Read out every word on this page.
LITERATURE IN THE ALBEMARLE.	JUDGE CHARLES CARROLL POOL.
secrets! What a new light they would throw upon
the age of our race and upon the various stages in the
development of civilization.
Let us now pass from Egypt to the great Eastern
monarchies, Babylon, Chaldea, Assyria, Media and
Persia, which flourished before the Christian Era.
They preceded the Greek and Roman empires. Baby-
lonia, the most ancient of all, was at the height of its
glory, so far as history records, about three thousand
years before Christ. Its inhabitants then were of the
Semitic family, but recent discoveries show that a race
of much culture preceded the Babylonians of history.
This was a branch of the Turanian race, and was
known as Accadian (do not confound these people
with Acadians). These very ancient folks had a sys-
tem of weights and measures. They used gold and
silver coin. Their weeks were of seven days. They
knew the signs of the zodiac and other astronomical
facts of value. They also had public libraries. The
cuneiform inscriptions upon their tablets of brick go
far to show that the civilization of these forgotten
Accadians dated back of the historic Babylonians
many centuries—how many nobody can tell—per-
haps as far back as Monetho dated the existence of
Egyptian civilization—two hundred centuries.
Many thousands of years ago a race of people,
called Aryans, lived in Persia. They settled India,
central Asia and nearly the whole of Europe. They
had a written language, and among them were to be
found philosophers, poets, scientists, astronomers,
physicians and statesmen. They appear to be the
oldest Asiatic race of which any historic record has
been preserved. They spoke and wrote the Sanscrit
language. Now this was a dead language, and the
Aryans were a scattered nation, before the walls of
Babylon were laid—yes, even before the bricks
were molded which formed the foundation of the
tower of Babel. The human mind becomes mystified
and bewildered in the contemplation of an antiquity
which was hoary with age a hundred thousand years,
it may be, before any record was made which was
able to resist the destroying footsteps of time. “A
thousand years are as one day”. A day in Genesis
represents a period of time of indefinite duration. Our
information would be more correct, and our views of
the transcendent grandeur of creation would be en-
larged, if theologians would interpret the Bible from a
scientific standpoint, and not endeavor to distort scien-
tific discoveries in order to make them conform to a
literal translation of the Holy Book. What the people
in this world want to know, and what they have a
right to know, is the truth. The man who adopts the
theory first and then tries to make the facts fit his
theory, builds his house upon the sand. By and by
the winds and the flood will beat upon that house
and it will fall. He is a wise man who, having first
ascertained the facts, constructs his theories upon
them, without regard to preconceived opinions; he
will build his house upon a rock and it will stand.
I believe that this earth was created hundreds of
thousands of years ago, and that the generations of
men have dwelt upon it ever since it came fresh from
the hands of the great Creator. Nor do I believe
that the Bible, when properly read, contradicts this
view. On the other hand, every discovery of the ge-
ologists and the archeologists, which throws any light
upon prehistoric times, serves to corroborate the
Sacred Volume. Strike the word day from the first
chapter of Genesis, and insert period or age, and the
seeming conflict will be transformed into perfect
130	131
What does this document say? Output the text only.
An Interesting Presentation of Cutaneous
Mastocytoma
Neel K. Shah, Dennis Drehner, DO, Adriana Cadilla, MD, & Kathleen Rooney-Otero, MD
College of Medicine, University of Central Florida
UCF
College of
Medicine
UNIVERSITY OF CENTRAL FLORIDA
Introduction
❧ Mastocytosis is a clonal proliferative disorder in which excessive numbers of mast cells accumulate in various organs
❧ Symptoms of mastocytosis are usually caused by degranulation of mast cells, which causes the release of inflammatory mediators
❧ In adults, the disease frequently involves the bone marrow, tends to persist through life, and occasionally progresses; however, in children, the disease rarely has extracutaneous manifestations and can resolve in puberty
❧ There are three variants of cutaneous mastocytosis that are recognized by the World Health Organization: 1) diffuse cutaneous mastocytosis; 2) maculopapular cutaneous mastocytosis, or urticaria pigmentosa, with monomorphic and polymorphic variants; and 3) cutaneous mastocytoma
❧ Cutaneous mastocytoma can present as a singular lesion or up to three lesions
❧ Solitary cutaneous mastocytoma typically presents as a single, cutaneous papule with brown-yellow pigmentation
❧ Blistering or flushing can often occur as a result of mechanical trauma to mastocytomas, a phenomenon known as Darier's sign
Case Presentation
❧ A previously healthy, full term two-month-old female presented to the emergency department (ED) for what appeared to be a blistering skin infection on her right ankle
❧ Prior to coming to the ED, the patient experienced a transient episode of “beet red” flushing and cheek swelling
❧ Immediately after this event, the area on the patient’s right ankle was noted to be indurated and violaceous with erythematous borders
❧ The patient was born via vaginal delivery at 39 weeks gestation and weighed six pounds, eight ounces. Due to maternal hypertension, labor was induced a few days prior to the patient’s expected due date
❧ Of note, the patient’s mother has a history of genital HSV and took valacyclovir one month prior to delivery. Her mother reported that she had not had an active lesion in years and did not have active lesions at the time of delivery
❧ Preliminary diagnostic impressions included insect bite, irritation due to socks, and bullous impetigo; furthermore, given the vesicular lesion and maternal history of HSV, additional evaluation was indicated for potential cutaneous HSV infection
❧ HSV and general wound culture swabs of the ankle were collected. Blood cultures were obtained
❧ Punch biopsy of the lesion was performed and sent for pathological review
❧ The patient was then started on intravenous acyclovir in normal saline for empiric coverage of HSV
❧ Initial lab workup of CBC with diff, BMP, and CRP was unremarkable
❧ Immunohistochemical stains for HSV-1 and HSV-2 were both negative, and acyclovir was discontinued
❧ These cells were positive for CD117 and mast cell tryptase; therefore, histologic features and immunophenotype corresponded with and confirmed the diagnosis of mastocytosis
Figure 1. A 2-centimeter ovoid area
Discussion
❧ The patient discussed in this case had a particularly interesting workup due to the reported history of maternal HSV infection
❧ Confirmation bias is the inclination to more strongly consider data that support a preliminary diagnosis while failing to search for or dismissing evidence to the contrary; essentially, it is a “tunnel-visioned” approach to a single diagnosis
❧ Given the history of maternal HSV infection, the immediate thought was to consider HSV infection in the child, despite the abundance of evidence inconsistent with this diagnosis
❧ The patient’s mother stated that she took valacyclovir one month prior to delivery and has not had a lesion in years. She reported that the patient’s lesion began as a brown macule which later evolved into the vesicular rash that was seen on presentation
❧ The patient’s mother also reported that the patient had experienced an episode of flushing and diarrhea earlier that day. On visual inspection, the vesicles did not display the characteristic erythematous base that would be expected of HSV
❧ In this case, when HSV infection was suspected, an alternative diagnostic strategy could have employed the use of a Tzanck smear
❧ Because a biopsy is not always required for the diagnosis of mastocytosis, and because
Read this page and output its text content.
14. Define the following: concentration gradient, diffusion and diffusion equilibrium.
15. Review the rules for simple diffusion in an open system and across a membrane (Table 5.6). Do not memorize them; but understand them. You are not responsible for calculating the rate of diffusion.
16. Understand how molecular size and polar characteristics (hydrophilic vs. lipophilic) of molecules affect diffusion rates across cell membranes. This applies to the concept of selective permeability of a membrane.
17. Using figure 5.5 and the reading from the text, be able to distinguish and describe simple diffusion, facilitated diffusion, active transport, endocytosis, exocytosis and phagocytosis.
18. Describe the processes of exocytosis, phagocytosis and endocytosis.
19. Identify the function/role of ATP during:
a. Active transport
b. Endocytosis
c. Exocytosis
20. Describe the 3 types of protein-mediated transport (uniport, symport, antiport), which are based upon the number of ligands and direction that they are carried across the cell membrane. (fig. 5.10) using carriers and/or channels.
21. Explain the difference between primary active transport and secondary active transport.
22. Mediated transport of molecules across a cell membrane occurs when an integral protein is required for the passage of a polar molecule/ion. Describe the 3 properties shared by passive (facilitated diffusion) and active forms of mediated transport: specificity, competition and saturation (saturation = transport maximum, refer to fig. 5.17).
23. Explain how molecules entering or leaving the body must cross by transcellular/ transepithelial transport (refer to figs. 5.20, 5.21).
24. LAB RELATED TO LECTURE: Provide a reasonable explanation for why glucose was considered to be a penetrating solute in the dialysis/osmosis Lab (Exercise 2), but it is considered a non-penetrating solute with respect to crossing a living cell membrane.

§ **Task**
Your answer must be the line with "Read this page and output its text content." and all lines after it through the final line of the entries, copied exactly and with nothing added.

§ **Written solution**
Read this page and output its text content.
14. Define the following: concentration gradient, diffusion and diffusion equilibrium.
15. Review the rules for simple diffusion in an open system and across a membrane (Table 5.6). Do not memorize them; but understand them. You are not responsible for calculating the rate of diffusion.
16. Understand how molecular size and polar characteristics (hydrophilic vs. lipophilic) of molecules affect diffusion rates across cell membranes. This applies to the concept of selective permeability of a membrane.
17. Using figure 5.5 and the reading from the text, be able to distinguish and describe simple diffusion, facilitated diffusion, active transport, endocytosis, exocytosis and phagocytosis.
18. Describe the processes of exocytosis, phagocytosis and endocytosis.
19. Identify the function/role of ATP during:
a. Active transport
b. Endocytosis
c. Exocytosis
20. Describe the 3 types of protein-mediated transport (uniport, symport, antiport), which are based upon the number of ligands and direction that they are carried across the cell membrane. (fig. 5.10) using carriers and/or channels.
21. Explain the difference between primary active transport and secondary active transport.
22. Mediated transport of molecules across a cell membrane occurs when an integral protein is required for the passage of a polar molecule/ion. Describe the 3 properties shared by passive (facilitated diffusion) and active forms of mediated transport: specificity, competition and saturation (saturation = transport maximum, refer to fig. 5.17).
23. Explain how molecules entering or leaving the body must cross by transcellular/ transepithelial transport (refer to figs. 5.20, 5.21).
24. LAB RELATED TO LECTURE: Provide a reasonable explanation for why glucose was considered to be a penetrating solute in the dialysis/osmosis Lab (Exercise 2), but it is considered a non-penetrating solute with respect to crossing a living cell membrane.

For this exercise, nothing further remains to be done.